## Do this
For the entries below, how many lines include the word "only"? Give the figure and nothing more.

## Exercise inputs
━━━

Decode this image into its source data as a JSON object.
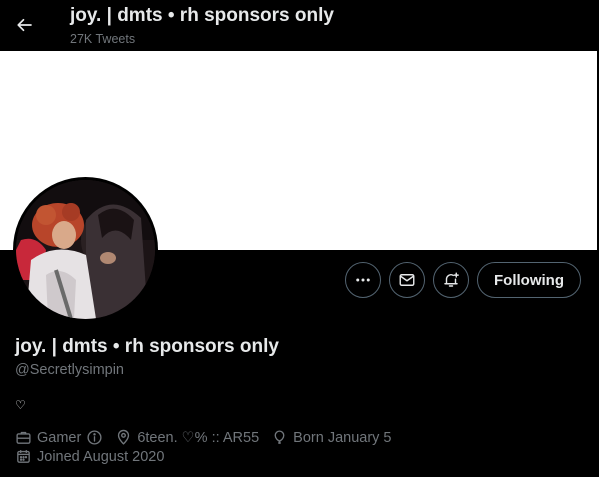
{
  "header": {
    "title": "joy. | dmts • rh sponsors only",
    "tweet_count": "27K Tweets"
  },
  "profile": {
    "display_name": "joy. | dmts • rh sponsors only",
    "handle": "@Secretlysimpin",
    "bio": "♡",
    "category": "Gamer",
    "location": "6teen. ♡% :: AR55",
    "birthday": "Born January 5",
    "joined": "Joined August 2020"
  },
  "actions": {
    "following_label": "Following"
  },
  "icons": {
    "back": "arrow-left-icon",
    "more": "more-horizontal-icon",
    "message": "envelope-icon",
    "notifications": "bell-plus-icon",
    "category": "briefcase-icon",
    "info": "info-circle-icon",
    "location": "location-pin-icon",
    "birthday": "balloon-icon",
    "joined": "calendar-icon"
  },
  "colors": {
    "background": "#000000",
    "banner": "#ffffff",
    "text_primary": "#e7e9ea",
    "text_secondary": "#71767b",
    "border": "#536471"
  }
}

━━━

## Response below
2